Stored records.
<<<<
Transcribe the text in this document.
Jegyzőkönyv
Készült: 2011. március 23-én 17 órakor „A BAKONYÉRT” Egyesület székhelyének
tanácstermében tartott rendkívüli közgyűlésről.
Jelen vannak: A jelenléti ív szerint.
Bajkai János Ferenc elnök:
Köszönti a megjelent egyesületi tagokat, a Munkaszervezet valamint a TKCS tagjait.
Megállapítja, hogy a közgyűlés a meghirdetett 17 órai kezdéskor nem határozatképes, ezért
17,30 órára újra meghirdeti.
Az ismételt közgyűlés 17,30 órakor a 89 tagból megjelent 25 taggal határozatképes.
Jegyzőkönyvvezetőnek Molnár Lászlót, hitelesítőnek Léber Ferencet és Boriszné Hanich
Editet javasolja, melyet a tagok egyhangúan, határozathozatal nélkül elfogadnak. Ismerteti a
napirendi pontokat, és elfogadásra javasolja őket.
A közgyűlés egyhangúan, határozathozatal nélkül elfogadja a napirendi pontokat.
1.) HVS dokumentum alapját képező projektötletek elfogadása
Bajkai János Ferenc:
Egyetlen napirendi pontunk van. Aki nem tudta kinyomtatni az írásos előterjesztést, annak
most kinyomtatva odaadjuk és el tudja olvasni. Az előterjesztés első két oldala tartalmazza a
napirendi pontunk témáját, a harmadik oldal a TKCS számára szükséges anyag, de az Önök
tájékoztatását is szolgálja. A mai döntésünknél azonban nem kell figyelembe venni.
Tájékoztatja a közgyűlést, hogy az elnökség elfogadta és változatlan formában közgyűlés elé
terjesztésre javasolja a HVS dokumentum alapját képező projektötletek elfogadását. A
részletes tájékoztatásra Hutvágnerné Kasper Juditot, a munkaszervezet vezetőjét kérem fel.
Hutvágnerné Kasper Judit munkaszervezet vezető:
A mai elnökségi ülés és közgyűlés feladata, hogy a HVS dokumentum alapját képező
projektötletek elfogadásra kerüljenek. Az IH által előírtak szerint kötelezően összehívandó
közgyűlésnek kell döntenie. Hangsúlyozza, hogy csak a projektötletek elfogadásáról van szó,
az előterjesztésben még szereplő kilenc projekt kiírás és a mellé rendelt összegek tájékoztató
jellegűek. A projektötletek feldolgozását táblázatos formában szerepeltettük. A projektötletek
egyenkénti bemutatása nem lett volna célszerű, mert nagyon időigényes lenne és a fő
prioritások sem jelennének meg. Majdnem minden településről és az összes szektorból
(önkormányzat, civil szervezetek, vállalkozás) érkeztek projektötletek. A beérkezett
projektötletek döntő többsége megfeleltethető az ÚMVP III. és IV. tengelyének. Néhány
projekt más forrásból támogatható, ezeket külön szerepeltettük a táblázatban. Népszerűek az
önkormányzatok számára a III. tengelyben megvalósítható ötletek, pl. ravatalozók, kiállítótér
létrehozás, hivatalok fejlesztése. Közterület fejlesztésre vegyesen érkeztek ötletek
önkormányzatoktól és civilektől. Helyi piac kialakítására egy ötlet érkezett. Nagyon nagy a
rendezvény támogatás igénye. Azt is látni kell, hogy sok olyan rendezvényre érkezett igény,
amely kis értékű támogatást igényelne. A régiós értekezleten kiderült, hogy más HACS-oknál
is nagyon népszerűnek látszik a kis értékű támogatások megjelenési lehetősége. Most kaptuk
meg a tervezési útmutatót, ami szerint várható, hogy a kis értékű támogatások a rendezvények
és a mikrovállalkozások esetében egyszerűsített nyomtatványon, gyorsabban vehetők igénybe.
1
>>>>
Exercise.
Repeat back the data above, exact to the last character.

Final result.
Transcribe the text in this document.
Jegyzőkönyv
Készült: 2011. március 23-én 17 órakor „A BAKONYÉRT” Egyesület székhelyének
tanácstermében tartott rendkívüli közgyűlésről.
Jelen vannak: A jelenléti ív szerint.
Bajkai János Ferenc elnök:
Köszönti a megjelent egyesületi tagokat, a Munkaszervezet valamint a TKCS tagjait.
Megállapítja, hogy a közgyűlés a meghirdetett 17 órai kezdéskor nem határozatképes, ezért
17,30 órára újra meghirdeti.
Az ismételt közgyűlés 17,30 órakor a 89 tagból megjelent 25 taggal határozatképes.
Jegyzőkönyvvezetőnek Molnár Lászlót, hitelesítőnek Léber Ferencet és Boriszné Hanich
Editet javasolja, melyet a tagok egyhangúan, határozathozatal nélkül elfogadnak. Ismerteti a
napirendi pontokat, és elfogadásra javasolja őket.
A közgyűlés egyhangúan, határozathozatal nélkül elfogadja a napirendi pontokat.
1.) HVS dokumentum alapját képező projektötletek elfogadása
Bajkai János Ferenc:
Egyetlen napirendi pontunk van. Aki nem tudta kinyomtatni az írásos előterjesztést, annak
most kinyomtatva odaadjuk és el tudja olvasni. Az előterjesztés első két oldala tartalmazza a
napirendi pontunk témáját, a harmadik oldal a TKCS számára szükséges anyag, de az Önök
tájékoztatását is szolgálja. A mai döntésünknél azonban nem kell figyelembe venni.
Tájékoztatja a közgyűlést, hogy az elnökség elfogadta és változatlan formában közgyűlés elé
terjesztésre javasolja a HVS dokumentum alapját képező projektötletek elfogadását. A
részletes tájékoztatásra Hutvágnerné Kasper Juditot, a munkaszervezet vezetőjét kérem fel.
Hutvágnerné Kasper Judit munkaszervezet vezető:
A mai elnökségi ülés és közgyűlés feladata, hogy a HVS dokumentum alapját képező
projektötletek elfogadásra kerüljenek. Az IH által előírtak szerint kötelezően összehívandó
közgyűlésnek kell döntenie. Hangsúlyozza, hogy csak a projektötletek elfogadásáról van szó,
az előterjesztésben még szereplő kilenc projekt kiírás és a mellé rendelt összegek tájékoztató
jellegűek. A projektötletek feldolgozását táblázatos formában szerepeltettük. A projektötletek
egyenkénti bemutatása nem lett volna célszerű, mert nagyon időigényes lenne és a fő
prioritások sem jelennének meg. Majdnem minden településről és az összes szektorból
(önkormányzat, civil szervezetek, vállalkozás) érkeztek projektötletek. A beérkezett
projektötletek döntő többsége megfeleltethető az ÚMVP III. és IV. tengelyének. Néhány
projekt más forrásból támogatható, ezeket külön szerepeltettük a táblázatban. Népszerűek az
önkormányzatok számára a III. tengelyben megvalósítható ötletek, pl. ravatalozók, kiállítótér
létrehozás, hivatalok fejlesztése. Közterület fejlesztésre vegyesen érkeztek ötletek
önkormányzatoktól és civilektől. Helyi piac kialakítására egy ötlet érkezett. Nagyon nagy a
rendezvény támogatás igénye. Azt is látni kell, hogy sok olyan rendezvényre érkezett igény,
amely kis értékű támogatást igényelne. A régiós értekezleten kiderült, hogy más HACS-oknál
is nagyon népszerűnek látszik a kis értékű támogatások megjelenési lehetősége. Most kaptuk
meg a tervezési útmutatót, ami szerint várható, hogy a kis értékű támogatások a rendezvények
és a mikrovállalkozások esetében egyszerűsített nyomtatványon, gyorsabban vehetők igénybe.
1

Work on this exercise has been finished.